> INSTRUCTION
Where a line contains the word "half", copy that line in full.

[Start]

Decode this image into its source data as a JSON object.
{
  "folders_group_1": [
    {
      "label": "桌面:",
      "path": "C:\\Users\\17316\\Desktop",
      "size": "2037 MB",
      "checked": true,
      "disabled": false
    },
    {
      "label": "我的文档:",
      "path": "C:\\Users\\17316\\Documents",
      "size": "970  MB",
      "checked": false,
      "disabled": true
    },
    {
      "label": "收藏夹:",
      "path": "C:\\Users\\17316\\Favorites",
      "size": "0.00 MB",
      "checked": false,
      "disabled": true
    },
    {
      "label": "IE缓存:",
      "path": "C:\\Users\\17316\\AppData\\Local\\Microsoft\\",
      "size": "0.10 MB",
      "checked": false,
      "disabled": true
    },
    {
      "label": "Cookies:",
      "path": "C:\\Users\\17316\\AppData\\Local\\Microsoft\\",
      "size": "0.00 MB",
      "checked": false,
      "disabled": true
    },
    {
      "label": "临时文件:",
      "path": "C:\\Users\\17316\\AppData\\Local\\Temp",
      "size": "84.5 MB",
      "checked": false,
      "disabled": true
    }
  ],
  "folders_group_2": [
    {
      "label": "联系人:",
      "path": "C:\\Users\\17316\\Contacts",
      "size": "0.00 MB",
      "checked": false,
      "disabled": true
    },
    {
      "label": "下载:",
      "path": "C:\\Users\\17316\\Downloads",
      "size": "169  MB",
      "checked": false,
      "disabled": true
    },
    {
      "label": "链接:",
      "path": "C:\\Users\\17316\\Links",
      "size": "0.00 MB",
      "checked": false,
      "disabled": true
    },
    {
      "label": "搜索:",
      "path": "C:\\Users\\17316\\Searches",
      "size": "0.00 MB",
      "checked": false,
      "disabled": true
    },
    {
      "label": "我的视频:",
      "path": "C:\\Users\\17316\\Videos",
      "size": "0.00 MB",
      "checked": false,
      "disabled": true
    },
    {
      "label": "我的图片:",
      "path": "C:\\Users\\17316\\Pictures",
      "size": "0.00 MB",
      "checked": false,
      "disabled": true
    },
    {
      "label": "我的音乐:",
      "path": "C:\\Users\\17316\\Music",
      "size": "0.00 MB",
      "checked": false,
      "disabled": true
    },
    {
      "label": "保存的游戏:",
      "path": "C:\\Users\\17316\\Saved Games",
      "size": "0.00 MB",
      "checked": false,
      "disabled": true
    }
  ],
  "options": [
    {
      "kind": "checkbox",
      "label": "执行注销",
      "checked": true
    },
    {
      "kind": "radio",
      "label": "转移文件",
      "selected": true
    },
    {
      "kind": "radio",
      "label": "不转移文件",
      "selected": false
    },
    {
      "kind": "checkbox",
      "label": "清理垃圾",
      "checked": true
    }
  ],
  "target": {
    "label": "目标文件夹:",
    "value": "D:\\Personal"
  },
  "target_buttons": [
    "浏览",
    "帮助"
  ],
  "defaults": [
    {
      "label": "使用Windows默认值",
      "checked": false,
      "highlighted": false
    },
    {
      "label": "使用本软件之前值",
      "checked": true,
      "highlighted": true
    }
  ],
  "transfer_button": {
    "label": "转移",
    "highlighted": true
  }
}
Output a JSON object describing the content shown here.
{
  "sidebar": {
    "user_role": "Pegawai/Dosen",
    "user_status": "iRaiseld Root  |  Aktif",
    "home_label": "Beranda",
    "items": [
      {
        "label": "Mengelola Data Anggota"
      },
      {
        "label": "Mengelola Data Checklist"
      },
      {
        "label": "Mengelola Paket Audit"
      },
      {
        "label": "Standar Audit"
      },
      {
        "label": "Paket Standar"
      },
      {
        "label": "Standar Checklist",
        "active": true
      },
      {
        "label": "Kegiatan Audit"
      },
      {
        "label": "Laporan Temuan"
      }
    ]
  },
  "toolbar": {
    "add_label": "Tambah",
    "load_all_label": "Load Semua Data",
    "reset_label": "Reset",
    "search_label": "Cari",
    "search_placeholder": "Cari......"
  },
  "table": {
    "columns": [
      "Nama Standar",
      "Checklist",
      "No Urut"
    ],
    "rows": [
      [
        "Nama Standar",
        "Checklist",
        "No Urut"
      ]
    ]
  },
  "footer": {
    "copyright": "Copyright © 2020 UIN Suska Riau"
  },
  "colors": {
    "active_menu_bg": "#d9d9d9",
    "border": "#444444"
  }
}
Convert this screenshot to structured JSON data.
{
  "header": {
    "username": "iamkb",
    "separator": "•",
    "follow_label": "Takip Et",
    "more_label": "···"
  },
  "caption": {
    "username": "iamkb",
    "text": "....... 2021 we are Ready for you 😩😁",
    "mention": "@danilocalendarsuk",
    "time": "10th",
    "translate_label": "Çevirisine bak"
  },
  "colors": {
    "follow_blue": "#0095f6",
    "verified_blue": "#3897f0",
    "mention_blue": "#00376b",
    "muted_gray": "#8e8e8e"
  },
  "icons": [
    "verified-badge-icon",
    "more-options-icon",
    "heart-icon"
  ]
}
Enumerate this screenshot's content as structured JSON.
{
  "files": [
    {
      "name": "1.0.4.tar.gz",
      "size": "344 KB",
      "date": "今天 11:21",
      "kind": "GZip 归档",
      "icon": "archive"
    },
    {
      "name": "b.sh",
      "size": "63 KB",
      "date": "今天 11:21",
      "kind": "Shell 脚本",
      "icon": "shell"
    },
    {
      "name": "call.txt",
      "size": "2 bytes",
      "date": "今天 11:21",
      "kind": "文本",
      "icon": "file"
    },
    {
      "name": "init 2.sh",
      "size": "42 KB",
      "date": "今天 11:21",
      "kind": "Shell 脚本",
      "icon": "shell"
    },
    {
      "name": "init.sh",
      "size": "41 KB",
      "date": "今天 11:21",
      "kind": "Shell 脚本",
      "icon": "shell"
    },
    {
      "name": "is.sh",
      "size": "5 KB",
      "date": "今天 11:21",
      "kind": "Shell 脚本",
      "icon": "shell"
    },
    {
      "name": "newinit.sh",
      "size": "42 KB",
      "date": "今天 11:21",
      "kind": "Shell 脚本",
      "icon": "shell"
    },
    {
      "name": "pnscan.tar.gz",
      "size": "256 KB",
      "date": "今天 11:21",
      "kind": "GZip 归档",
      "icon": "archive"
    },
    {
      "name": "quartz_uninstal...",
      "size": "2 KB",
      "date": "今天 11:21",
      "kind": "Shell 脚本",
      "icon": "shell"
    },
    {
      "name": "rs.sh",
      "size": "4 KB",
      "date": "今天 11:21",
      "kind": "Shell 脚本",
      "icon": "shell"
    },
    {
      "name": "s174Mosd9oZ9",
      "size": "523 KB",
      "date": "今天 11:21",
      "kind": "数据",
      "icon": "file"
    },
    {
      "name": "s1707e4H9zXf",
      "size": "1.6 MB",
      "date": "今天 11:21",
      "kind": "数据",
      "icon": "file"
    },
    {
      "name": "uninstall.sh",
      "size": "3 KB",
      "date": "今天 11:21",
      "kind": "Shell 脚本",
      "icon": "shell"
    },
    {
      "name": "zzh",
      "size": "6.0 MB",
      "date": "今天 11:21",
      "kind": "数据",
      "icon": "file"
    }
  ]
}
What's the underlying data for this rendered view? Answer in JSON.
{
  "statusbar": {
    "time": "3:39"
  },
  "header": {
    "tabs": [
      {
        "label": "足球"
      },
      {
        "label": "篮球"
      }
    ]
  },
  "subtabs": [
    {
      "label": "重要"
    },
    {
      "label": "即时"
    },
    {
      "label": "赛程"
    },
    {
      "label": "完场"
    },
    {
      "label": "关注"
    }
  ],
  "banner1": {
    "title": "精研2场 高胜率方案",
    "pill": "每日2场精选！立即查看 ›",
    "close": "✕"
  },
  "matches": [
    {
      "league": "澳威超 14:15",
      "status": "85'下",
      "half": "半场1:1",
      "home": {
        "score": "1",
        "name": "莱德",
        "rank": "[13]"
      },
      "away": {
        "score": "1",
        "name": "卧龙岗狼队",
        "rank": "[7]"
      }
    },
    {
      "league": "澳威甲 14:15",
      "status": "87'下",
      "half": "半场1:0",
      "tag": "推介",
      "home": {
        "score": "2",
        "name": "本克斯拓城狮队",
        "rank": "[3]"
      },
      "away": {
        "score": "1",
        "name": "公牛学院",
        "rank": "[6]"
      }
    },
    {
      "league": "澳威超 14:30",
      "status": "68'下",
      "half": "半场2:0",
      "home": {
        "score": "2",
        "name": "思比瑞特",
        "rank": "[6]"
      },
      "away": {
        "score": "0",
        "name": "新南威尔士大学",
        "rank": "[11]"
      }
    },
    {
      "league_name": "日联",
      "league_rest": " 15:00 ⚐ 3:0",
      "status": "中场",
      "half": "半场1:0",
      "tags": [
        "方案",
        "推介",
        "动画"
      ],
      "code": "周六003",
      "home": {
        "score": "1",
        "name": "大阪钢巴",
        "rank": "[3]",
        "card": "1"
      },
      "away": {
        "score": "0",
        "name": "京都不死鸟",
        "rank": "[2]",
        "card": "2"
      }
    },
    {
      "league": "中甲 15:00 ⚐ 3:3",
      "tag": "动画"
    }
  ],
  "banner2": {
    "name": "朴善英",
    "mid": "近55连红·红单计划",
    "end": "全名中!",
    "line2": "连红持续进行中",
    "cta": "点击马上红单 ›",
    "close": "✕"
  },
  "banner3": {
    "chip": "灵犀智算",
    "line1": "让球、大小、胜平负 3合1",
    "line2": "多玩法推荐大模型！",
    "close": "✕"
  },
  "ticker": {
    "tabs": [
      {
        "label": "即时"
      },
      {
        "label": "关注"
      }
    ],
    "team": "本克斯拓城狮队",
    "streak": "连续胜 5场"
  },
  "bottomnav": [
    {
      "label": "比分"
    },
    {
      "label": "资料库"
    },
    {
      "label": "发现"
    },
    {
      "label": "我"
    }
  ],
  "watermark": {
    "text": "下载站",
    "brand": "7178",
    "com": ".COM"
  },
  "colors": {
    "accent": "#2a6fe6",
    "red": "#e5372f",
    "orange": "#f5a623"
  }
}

[End]

> THE RESPONSE
      "half": "半场1:1",
      "half": "半场1:0",
      "half": "半场2:0",
      "half": "半场1:0",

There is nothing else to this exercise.